- _Document extract_
* START *

Yair Emanuel Marín (born 31 January 1990) is an Argentine professional footballer who plays as a centre-back for Chaco For Ever.

Career
Marín played for local clubs Viale FBC and Arsenal de Viale at youth level, before moving on to the academies of Newell's Old Boys, Central Córdoba and San Lorenzo. A move to Primera C Metropolitana then came with El Porvenir. He scored one goal in forty-two matches across two campaigns. Atlético Palmira of Torneo Argentino B signed Marín on 13 September 2013, one further goal across thirty-eight appearances followed. Marín joined Primera B Nacional side Gimnasia y Esgrima in 2015. Goals versus Estudiantes, Boca Unidos and Guillermo Brown occurred in 2015 as they suffered relegation to Torneo Federal A.

He remained with Gimnasia y Esgrima for three more seasons, which culminated with promotion back to tier two. Marín moved to Temperley in July 2018 but left after two games. On 20 January 2019, Primera B Nacional's Independiente Rivadavia became Marín's fifth senior club.

* END *

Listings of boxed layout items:

* START *

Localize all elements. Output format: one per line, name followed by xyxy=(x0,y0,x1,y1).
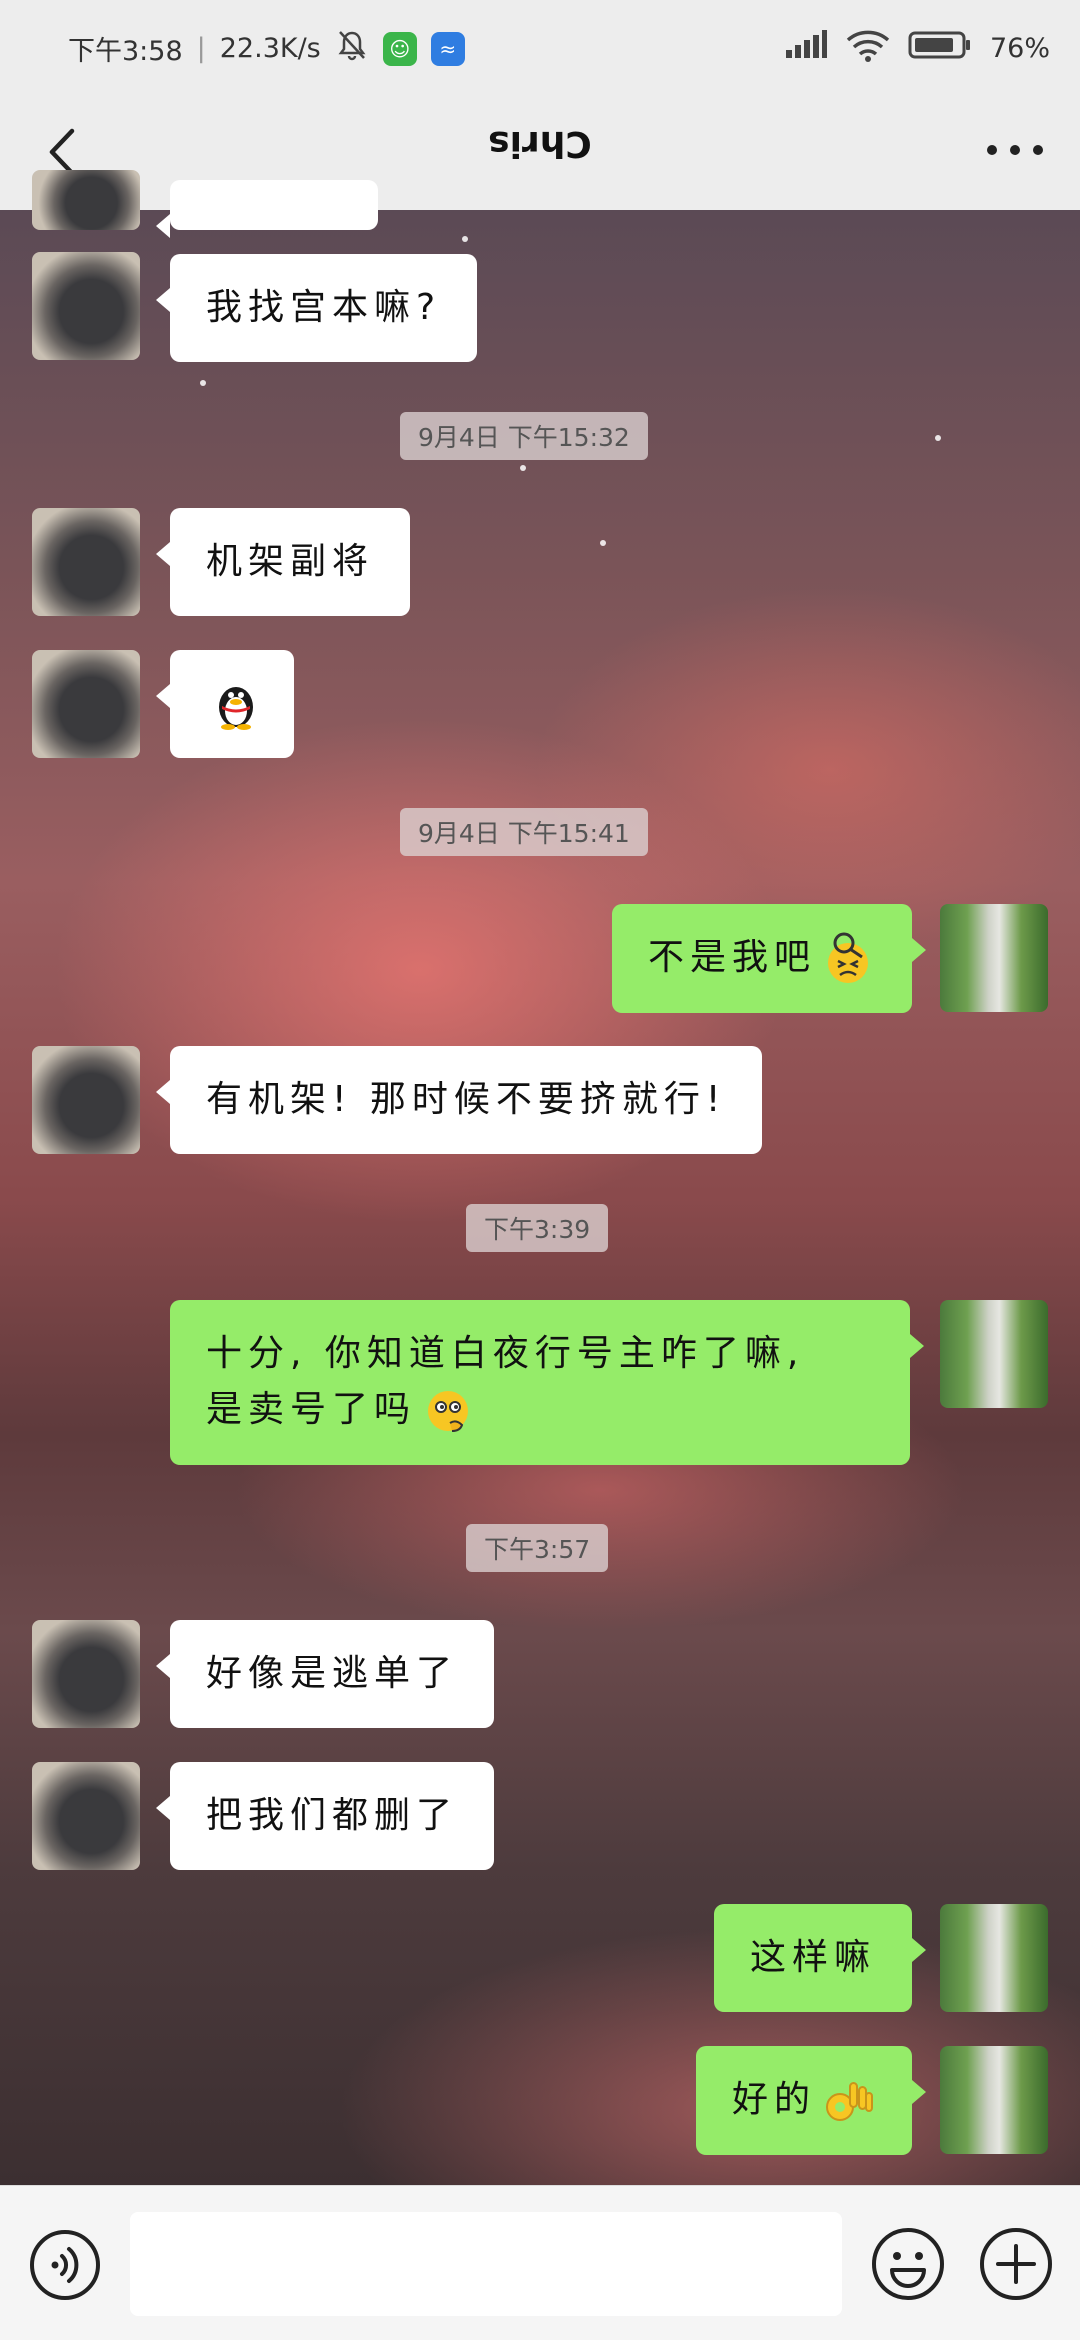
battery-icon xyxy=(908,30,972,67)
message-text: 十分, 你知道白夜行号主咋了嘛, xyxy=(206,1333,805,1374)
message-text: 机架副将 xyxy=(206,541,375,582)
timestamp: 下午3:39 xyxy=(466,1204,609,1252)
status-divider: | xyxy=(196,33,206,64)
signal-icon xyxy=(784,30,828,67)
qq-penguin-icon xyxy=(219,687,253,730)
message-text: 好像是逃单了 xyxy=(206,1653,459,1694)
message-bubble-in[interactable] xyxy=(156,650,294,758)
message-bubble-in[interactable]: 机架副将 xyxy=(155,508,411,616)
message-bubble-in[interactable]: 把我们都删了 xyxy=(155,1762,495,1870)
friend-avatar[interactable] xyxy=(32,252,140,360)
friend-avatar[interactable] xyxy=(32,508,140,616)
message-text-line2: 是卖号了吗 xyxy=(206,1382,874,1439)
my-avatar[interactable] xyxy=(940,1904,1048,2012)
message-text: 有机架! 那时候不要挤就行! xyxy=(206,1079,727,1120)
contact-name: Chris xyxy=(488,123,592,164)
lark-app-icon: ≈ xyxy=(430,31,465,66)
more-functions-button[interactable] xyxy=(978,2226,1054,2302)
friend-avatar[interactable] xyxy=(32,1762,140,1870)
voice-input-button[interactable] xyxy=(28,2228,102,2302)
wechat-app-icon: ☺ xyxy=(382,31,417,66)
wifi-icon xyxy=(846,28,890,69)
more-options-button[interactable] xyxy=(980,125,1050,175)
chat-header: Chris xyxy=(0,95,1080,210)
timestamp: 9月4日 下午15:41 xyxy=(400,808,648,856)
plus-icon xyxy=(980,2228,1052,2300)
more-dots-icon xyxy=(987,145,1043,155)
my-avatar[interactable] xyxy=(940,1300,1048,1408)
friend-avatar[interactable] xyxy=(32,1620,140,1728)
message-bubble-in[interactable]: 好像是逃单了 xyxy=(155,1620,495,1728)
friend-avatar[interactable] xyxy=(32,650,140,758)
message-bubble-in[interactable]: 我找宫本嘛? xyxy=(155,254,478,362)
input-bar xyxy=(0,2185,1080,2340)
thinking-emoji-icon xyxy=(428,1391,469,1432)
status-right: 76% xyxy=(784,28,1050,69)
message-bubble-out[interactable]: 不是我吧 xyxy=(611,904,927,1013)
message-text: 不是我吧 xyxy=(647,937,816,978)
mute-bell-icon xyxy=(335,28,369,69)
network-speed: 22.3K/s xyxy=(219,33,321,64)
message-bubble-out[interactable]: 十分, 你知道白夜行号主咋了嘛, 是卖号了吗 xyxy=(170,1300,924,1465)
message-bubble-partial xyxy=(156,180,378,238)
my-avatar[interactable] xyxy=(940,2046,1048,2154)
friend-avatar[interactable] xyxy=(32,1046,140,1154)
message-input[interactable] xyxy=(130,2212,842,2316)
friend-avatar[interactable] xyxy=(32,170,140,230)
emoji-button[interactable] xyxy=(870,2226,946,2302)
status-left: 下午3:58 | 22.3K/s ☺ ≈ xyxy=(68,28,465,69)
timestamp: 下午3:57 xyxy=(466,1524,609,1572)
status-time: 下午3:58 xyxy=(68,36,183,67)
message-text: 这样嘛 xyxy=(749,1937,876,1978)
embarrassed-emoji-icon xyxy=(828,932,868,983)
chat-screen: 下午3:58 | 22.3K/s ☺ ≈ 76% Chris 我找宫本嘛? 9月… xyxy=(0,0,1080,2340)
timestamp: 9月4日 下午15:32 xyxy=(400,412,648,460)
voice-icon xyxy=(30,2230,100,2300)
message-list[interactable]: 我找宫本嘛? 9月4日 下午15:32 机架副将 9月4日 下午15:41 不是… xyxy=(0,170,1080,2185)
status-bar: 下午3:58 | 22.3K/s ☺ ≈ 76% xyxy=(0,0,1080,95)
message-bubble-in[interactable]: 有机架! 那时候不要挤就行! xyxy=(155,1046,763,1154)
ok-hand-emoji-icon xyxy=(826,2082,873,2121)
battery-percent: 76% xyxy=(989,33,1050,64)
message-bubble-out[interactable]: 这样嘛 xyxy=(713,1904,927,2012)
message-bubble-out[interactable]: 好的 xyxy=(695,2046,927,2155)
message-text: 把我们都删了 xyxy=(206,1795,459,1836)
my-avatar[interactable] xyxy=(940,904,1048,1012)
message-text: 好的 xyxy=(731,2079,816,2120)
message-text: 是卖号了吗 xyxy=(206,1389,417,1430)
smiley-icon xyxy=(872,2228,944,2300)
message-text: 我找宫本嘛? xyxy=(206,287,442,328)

* END *

- _Objective 1_
Answer these questions from the biography:
(a) What position does Marín play?
(b) Which club signed Marín on 13 September 2013?
(c) In what month and year did Marín move to Temperley?
- _Objective 2_
Reproduce the stretch of the records from the line containing "battery-icon xyxy=(908,30,972,67)" through the line containing "input-bar xyxy=(0,2185,1080,2340)", with every line unchanged.

- _Full response 1_
(a) Centre-back
(b) Atlético Palmira
(c) July 2018

- _Full response 2_
battery-icon xyxy=(908,30,972,67)
message-text: 十分, 你知道白夜行号主咋了嘛, xyxy=(206,1333,805,1374)
message-text: 机架副将 xyxy=(206,541,375,582)
timestamp: 下午3:39 xyxy=(466,1204,609,1252)
status-divider: | xyxy=(196,33,206,64)
signal-icon xyxy=(784,30,828,67)
qq-penguin-icon xyxy=(219,687,253,730)
message-text: 好像是逃单了 xyxy=(206,1653,459,1694)
message-bubble-in[interactable] xyxy=(156,650,294,758)
message-bubble-in[interactable]: 机架副将 xyxy=(155,508,411,616)
message-bubble-in[interactable]: 把我们都删了 xyxy=(155,1762,495,1870)
friend-avatar[interactable] xyxy=(32,252,140,360)
friend-avatar[interactable] xyxy=(32,508,140,616)
message-text-line2: 是卖号了吗 xyxy=(206,1382,874,1439)
my-avatar[interactable] xyxy=(940,1904,1048,2012)
message-text: 有机架! 那时候不要挤就行! xyxy=(206,1079,727,1120)
contact-name: Chris xyxy=(488,123,592,164)
lark-app-icon: ≈ xyxy=(430,31,465,66)
more-functions-button[interactable] xyxy=(978,2226,1054,2302)
friend-avatar[interactable] xyxy=(32,1762,140,1870)
voice-input-button[interactable] xyxy=(28,2228,102,2302)
wechat-app-icon: ☺ xyxy=(382,31,417,66)
wifi-icon xyxy=(846,28,890,69)
more-options-button[interactable] xyxy=(980,125,1050,175)
chat-header: Chris xyxy=(0,95,1080,210)
timestamp: 9月4日 下午15:41 xyxy=(400,808,648,856)
plus-icon xyxy=(980,2228,1052,2300)
more-dots-icon xyxy=(987,145,1043,155)
my-avatar[interactable] xyxy=(940,1300,1048,1408)
friend-avatar[interactable] xyxy=(32,1620,140,1728)
message-bubble-in[interactable]: 好像是逃单了 xyxy=(155,1620,495,1728)
friend-avatar[interactable] xyxy=(32,650,140,758)
message-bubble-in[interactable]: 我找宫本嘛? xyxy=(155,254,478,362)
input-bar xyxy=(0,2185,1080,2340)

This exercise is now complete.